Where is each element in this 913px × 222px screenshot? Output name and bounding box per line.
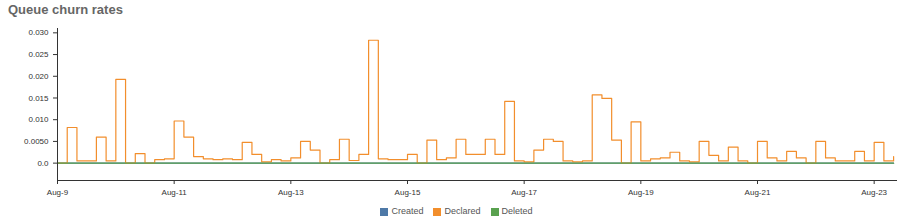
svg-text:Aug-13: Aug-13: [278, 188, 304, 197]
svg-text:Aug-21: Aug-21: [745, 188, 771, 197]
svg-text:Aug-17: Aug-17: [511, 188, 537, 197]
svg-text:0.0050: 0.0050: [24, 137, 49, 146]
html-text:Queue churn rates: Queue churn rates: [8, 2, 123, 17]
html-text:Declared: Declared: [444, 206, 481, 216]
svg-text:Aug-19: Aug-19: [628, 188, 654, 197]
svg-text:0.0: 0.0: [37, 159, 49, 168]
svg-text:0.030: 0.030: [28, 28, 49, 37]
svg-text:Aug-23: Aug-23: [861, 188, 887, 197]
svg-text:Aug-11: Aug-11: [162, 188, 188, 197]
svg-text:0.025: 0.025: [28, 50, 49, 59]
svg-text:Aug-15: Aug-15: [395, 188, 421, 197]
svg-text:0.010: 0.010: [28, 115, 49, 124]
html-text:Deleted: Deleted: [501, 206, 533, 216]
svg-text:0.015: 0.015: [28, 94, 49, 103]
svg-text:Aug-9: Aug-9: [47, 188, 69, 197]
svg-text:0.020: 0.020: [28, 72, 49, 81]
html-text:Created: Created: [391, 206, 424, 216]
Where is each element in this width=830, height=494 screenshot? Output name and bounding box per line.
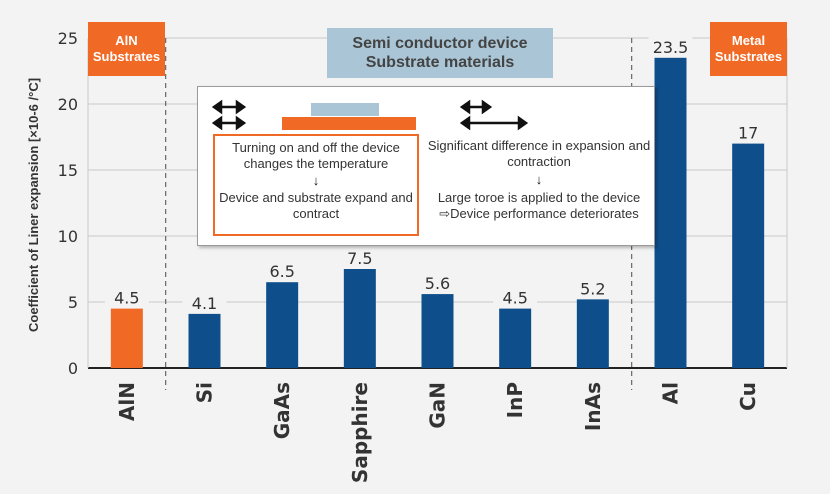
____
» Given request:
Pull out every line in the rows above that contains the word "screenshot", and leave out all other lines.

» Solution:
Where is each element in this 913px × 222px screenshot? Output name and bounding box per line.
Where is each element in this width=830, height=494 screenshot? Output name and bounding box per line.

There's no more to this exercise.